Exercise prompt: Reproduce the records below in their entirety, character for character.

Data entries
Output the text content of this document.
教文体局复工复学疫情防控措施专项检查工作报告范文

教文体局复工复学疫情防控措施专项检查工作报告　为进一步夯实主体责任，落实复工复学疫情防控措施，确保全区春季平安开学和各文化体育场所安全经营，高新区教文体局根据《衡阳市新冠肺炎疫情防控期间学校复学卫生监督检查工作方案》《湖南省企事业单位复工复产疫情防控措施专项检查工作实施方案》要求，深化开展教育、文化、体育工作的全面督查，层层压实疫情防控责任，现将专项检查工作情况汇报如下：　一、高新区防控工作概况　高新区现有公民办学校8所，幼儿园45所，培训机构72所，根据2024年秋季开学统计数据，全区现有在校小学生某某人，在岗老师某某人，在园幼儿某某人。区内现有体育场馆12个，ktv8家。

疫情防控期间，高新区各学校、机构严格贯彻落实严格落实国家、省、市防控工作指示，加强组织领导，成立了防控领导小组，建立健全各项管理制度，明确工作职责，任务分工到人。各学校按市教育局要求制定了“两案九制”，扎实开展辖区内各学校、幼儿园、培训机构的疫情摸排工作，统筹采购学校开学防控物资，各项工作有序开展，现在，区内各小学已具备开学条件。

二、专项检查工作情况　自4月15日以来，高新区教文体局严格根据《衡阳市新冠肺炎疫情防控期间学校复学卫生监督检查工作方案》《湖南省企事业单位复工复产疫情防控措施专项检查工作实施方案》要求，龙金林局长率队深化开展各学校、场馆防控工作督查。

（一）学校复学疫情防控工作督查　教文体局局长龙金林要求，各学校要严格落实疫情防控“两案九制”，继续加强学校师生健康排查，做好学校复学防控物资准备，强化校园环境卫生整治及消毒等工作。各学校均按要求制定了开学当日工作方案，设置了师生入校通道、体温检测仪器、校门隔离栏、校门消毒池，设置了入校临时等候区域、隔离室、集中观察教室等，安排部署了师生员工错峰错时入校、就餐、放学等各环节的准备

Result of the task:
Output the text content of this document.
教文体局复工复学疫情防控措施专项检查工作报告范文

教文体局复工复学疫情防控措施专项检查工作报告　为进一步夯实主体责任，落实复工复学疫情防控措施，确保全区春季平安开学和各文化体育场所安全经营，高新区教文体局根据《衡阳市新冠肺炎疫情防控期间学校复学卫生监督检查工作方案》《湖南省企事业单位复工复产疫情防控措施专项检查工作实施方案》要求，深化开展教育、文化、体育工作的全面督查，层层压实疫情防控责任，现将专项检查工作情况汇报如下：　一、高新区防控工作概况　高新区现有公民办学校8所，幼儿园45所，培训机构72所，根据2024年秋季开学统计数据，全区现有在校小学生某某人，在岗老师某某人，在园幼儿某某人。区内现有体育场馆12个，ktv8家。

疫情防控期间，高新区各学校、机构严格贯彻落实严格落实国家、省、市防控工作指示，加强组织领导，成立了防控领导小组，建立健全各项管理制度，明确工作职责，任务分工到人。各学校按市教育局要求制定了“两案九制”，扎实开展辖区内各学校、幼儿园、培训机构的疫情摸排工作，统筹采购学校开学防控物资，各项工作有序开展，现在，区内各小学已具备开学条件。

二、专项检查工作情况　自4月15日以来，高新区教文体局严格根据《衡阳市新冠肺炎疫情防控期间学校复学卫生监督检查工作方案》《湖南省企事业单位复工复产疫情防控措施专项检查工作实施方案》要求，龙金林局长率队深化开展各学校、场馆防控工作督查。

（一）学校复学疫情防控工作督查　教文体局局长龙金林要求，各学校要严格落实疫情防控“两案九制”，继续加强学校师生健康排查，做好学校复学防控物资准备，强化校园环境卫生整治及消毒等工作。各学校均按要求制定了开学当日工作方案，设置了师生入校通道、体温检测仪器、校门隔离栏、校门消毒池，设置了入校临时等候区域、隔离室、集中观察教室等，安排部署了师生员工错峰错时入校、就餐、放学等各环节的准备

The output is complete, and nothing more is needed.